Data for this task.
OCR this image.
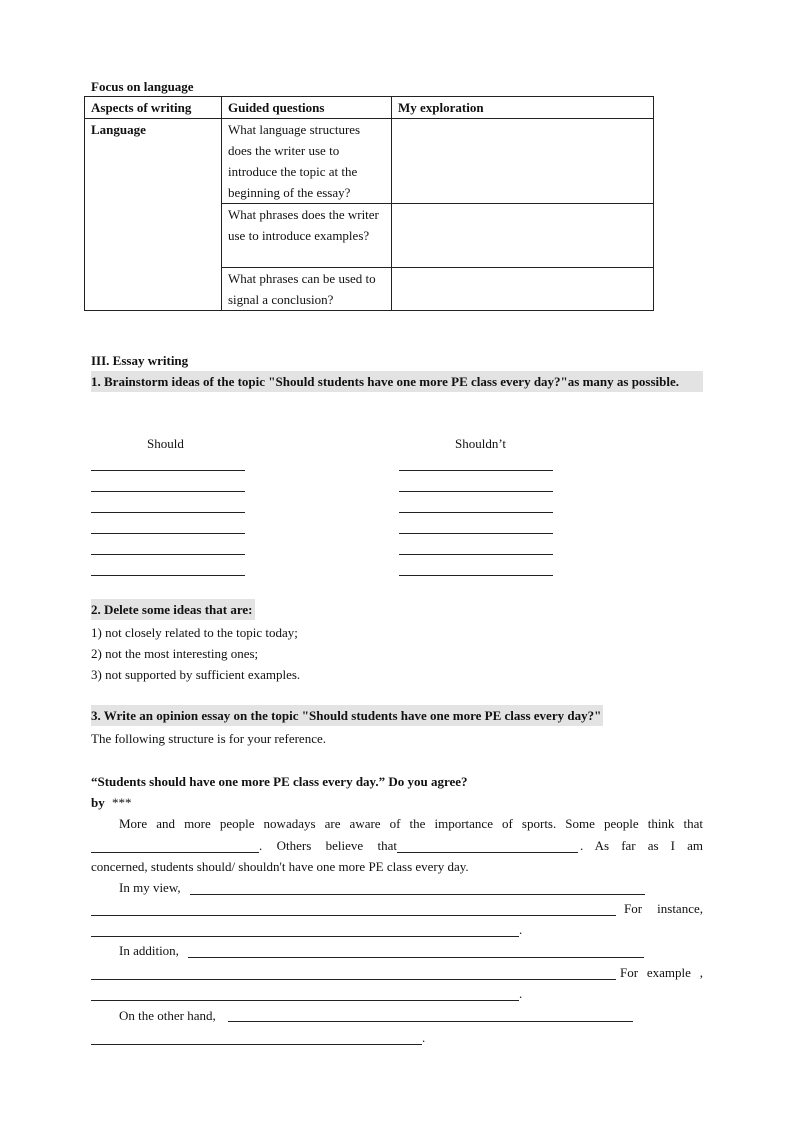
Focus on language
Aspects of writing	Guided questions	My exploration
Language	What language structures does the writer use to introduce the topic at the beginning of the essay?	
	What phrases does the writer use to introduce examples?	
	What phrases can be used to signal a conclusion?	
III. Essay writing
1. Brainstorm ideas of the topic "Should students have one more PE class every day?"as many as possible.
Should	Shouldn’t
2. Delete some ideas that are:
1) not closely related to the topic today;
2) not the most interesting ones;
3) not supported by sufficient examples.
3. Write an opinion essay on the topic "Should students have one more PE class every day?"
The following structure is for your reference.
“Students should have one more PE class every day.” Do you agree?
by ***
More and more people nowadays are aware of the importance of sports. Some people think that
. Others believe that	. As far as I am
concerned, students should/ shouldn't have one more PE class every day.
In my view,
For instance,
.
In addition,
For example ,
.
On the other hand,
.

Exercise. Select and copy every line of the listing with the word "have".

Answer to the exercise.
1. Brainstorm ideas of the topic "Should students have one more PE class every day?"as many as possible.
3. Write an opinion essay on the topic "Should students have one more PE class every day?"
“Students should have one more PE class every day.” Do you agree?
concerned, students should/ shouldn't have one more PE class every day.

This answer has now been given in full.